(INSTRUCTIONS FOR THE TASK):
Without the images, output each record below as it stands.

Dataset records
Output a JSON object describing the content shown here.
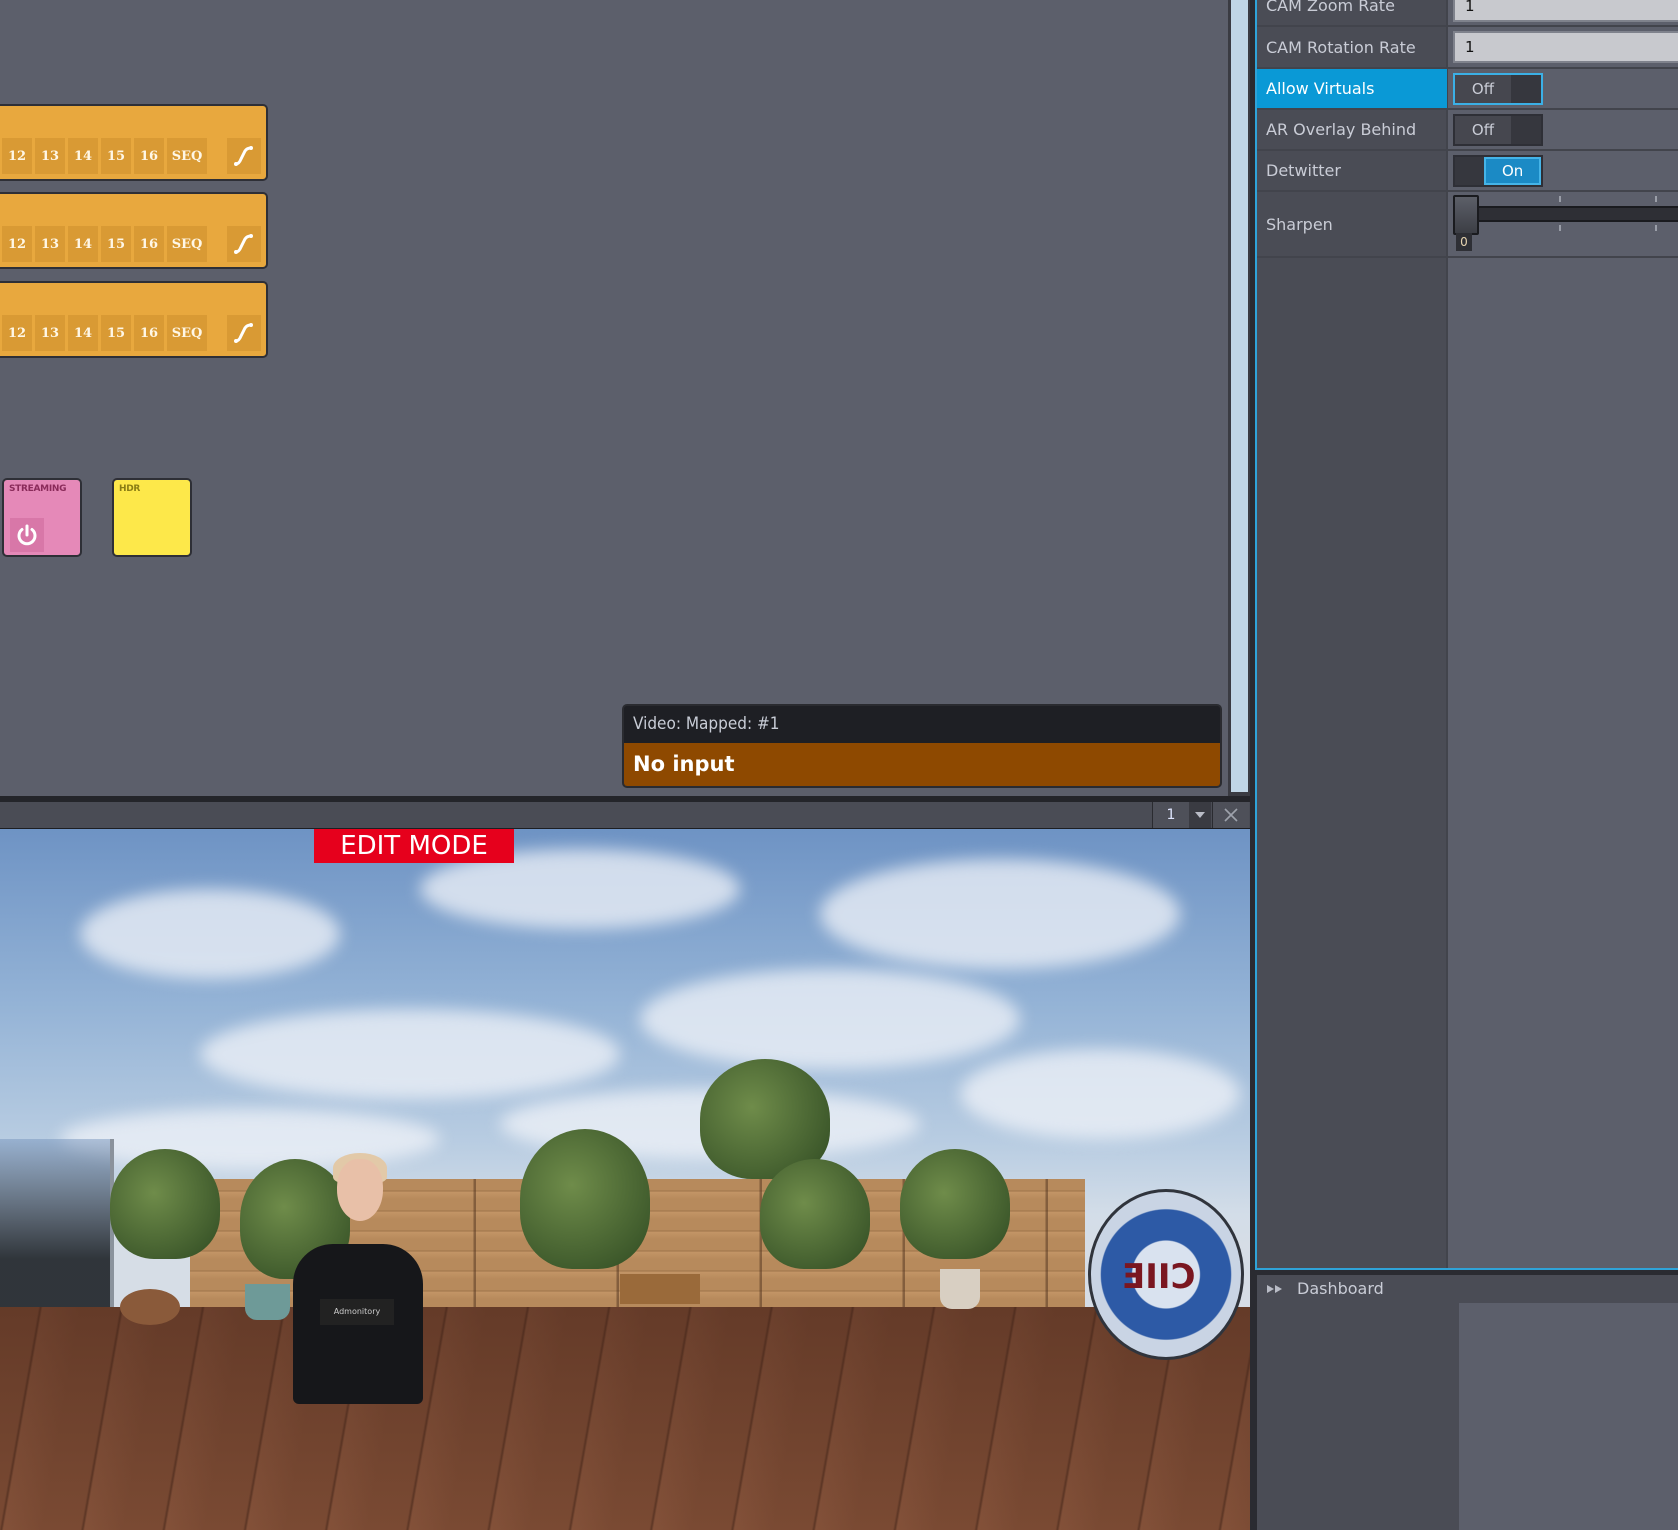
{
  "workspace": {
    "sequencer_rows": [
      {
        "buttons": [
          "12",
          "13",
          "14",
          "15",
          "16",
          "SEQ"
        ],
        "curve_icon": "transition-curve-icon"
      },
      {
        "buttons": [
          "12",
          "13",
          "14",
          "15",
          "16",
          "SEQ"
        ],
        "curve_icon": "transition-curve-icon"
      },
      {
        "buttons": [
          "12",
          "13",
          "14",
          "15",
          "16",
          "SEQ"
        ],
        "curve_icon": "transition-curve-icon"
      }
    ],
    "tiles": {
      "streaming": {
        "label": "STREAMING",
        "icon": "power-icon",
        "color": "#e589b8"
      },
      "hdr": {
        "label": "HDR",
        "color": "#fde84a"
      }
    },
    "video_info": {
      "title": "Video: Mapped: #1",
      "status": "No input",
      "status_color": "#8e4900"
    }
  },
  "video_panel": {
    "output_number": "1",
    "dropdown_icon": "chevron-down-icon",
    "close_icon": "close-icon",
    "edit_mode_label": "EDIT MODE",
    "presenter_card_text": "Admonitory",
    "logo_text": "CIIE"
  },
  "properties": {
    "rows": [
      {
        "label": "CAM Zoom Rate",
        "type": "input",
        "value": "1"
      },
      {
        "label": "CAM Rotation Rate",
        "type": "input",
        "value": "1"
      },
      {
        "label": "Allow Virtuals",
        "type": "toggle",
        "value": "Off",
        "selected": true
      },
      {
        "label": "AR Overlay Behind",
        "type": "toggle",
        "value": "Off"
      },
      {
        "label": "Detwitter",
        "type": "toggle",
        "value": "On"
      },
      {
        "label": "Sharpen",
        "type": "slider",
        "value": "0"
      }
    ],
    "accent_color": "#0a99d6"
  },
  "dashboard": {
    "label": "Dashboard",
    "expand_icon": "double-chevron-right-icon"
  }
}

(FINISHED ANSWER):
Output a JSON object describing the content shown here.
{
  "workspace": {
    "sequencer_rows": [
      {
        "buttons": [
          "12",
          "13",
          "14",
          "15",
          "16",
          "SEQ"
        ],
        "curve_icon": "transition-curve-icon"
      },
      {
        "buttons": [
          "12",
          "13",
          "14",
          "15",
          "16",
          "SEQ"
        ],
        "curve_icon": "transition-curve-icon"
      },
      {
        "buttons": [
          "12",
          "13",
          "14",
          "15",
          "16",
          "SEQ"
        ],
        "curve_icon": "transition-curve-icon"
      }
    ],
    "tiles": {
      "streaming": {
        "label": "STREAMING",
        "icon": "power-icon",
        "color": "#e589b8"
      },
      "hdr": {
        "label": "HDR",
        "color": "#fde84a"
      }
    },
    "video_info": {
      "title": "Video: Mapped: #1",
      "status": "No input",
      "status_color": "#8e4900"
    }
  },
  "video_panel": {
    "output_number": "1",
    "dropdown_icon": "chevron-down-icon",
    "close_icon": "close-icon",
    "edit_mode_label": "EDIT MODE",
    "presenter_card_text": "Admonitory",
    "logo_text": "CIIE"
  },
  "properties": {
    "rows": [
      {
        "label": "CAM Zoom Rate",
        "type": "input",
        "value": "1"
      },
      {
        "label": "CAM Rotation Rate",
        "type": "input",
        "value": "1"
      },
      {
        "label": "Allow Virtuals",
        "type": "toggle",
        "value": "Off",
        "selected": true
      },
      {
        "label": "AR Overlay Behind",
        "type": "toggle",
        "value": "Off"
      },
      {
        "label": "Detwitter",
        "type": "toggle",
        "value": "On"
      },
      {
        "label": "Sharpen",
        "type": "slider",
        "value": "0"
      }
    ],
    "accent_color": "#0a99d6"
  },
  "dashboard": {
    "label": "Dashboard",
    "expand_icon": "double-chevron-right-icon"
  }
}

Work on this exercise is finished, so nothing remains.